Items from a figure collection:
++++++

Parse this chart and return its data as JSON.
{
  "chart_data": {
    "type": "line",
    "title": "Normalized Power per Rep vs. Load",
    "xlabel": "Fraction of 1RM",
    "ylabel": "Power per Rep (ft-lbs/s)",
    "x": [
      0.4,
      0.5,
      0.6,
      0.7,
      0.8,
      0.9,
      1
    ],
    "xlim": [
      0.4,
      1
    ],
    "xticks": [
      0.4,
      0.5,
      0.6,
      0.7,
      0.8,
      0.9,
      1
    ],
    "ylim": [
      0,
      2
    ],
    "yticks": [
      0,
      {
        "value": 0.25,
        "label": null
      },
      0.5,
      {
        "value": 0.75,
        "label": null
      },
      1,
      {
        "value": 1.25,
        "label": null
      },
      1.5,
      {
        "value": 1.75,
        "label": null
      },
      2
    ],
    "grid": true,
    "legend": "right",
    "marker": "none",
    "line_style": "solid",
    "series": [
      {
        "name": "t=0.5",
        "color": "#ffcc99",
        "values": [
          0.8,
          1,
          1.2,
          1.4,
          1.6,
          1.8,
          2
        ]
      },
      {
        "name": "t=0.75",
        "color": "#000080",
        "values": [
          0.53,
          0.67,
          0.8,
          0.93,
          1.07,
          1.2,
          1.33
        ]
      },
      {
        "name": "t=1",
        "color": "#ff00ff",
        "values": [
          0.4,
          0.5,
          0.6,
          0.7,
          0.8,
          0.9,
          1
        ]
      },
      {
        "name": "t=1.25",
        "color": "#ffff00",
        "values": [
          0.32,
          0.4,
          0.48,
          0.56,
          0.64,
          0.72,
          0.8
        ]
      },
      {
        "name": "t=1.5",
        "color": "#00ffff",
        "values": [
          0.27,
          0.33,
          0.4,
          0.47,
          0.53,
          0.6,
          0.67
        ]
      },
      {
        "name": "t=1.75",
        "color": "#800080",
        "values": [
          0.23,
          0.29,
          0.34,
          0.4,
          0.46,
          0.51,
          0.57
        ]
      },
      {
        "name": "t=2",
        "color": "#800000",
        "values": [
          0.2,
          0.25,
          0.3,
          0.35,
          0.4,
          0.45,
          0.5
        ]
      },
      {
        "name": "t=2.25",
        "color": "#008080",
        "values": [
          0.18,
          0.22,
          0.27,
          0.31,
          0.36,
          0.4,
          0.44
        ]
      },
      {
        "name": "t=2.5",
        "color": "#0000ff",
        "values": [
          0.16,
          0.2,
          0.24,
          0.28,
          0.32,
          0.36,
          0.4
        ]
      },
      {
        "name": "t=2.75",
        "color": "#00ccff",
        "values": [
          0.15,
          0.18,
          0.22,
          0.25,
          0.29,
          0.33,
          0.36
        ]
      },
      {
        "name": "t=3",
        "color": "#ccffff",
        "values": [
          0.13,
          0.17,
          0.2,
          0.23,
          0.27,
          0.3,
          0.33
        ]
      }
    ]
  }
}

++++++

The request: Copy every record exactly as presented.

Correct answer:
Parse this chart and return its data as JSON.
{
  "chart_data": {
    "type": "line",
    "title": "Normalized Power per Rep vs. Load",
    "xlabel": "Fraction of 1RM",
    "ylabel": "Power per Rep (ft-lbs/s)",
    "x": [
      0.4,
      0.5,
      0.6,
      0.7,
      0.8,
      0.9,
      1
    ],
    "xlim": [
      0.4,
      1
    ],
    "xticks": [
      0.4,
      0.5,
      0.6,
      0.7,
      0.8,
      0.9,
      1
    ],
    "ylim": [
      0,
      2
    ],
    "yticks": [
      0,
      {
        "value": 0.25,
        "label": null
      },
      0.5,
      {
        "value": 0.75,
        "label": null
      },
      1,
      {
        "value": 1.25,
        "label": null
      },
      1.5,
      {
        "value": 1.75,
        "label": null
      },
      2
    ],
    "grid": true,
    "legend": "right",
    "marker": "none",
    "line_style": "solid",
    "series": [
      {
        "name": "t=0.5",
        "color": "#ffcc99",
        "values": [
          0.8,
          1,
          1.2,
          1.4,
          1.6,
          1.8,
          2
        ]
      },
      {
        "name": "t=0.75",
        "color": "#000080",
        "values": [
          0.53,
          0.67,
          0.8,
          0.93,
          1.07,
          1.2,
          1.33
        ]
      },
      {
        "name": "t=1",
        "color": "#ff00ff",
        "values": [
          0.4,
          0.5,
          0.6,
          0.7,
          0.8,
          0.9,
          1
        ]
      },
      {
        "name": "t=1.25",
        "color": "#ffff00",
        "values": [
          0.32,
          0.4,
          0.48,
          0.56,
          0.64,
          0.72,
          0.8
        ]
      },
      {
        "name": "t=1.5",
        "color": "#00ffff",
        "values": [
          0.27,
          0.33,
          0.4,
          0.47,
          0.53,
          0.6,
          0.67
        ]
      },
      {
        "name": "t=1.75",
        "color": "#800080",
        "values": [
          0.23,
          0.29,
          0.34,
          0.4,
          0.46,
          0.51,
          0.57
        ]
      },
      {
        "name": "t=2",
        "color": "#800000",
        "values": [
          0.2,
          0.25,
          0.3,
          0.35,
          0.4,
          0.45,
          0.5
        ]
      },
      {
        "name": "t=2.25",
        "color": "#008080",
        "values": [
          0.18,
          0.22,
          0.27,
          0.31,
          0.36,
          0.4,
          0.44
        ]
      },
      {
        "name": "t=2.5",
        "color": "#0000ff",
        "values": [
          0.16,
          0.2,
          0.24,
          0.28,
          0.32,
          0.36,
          0.4
        ]
      },
      {
        "name": "t=2.75",
        "color": "#00ccff",
        "values": [
          0.15,
          0.18,
          0.22,
          0.25,
          0.29,
          0.33,
          0.36
        ]
      },
      {
        "name": "t=3",
        "color": "#ccffff",
        "values": [
          0.13,
          0.17,
          0.2,
          0.23,
          0.27,
          0.3,
          0.33
        ]
      }
    ]
  }
}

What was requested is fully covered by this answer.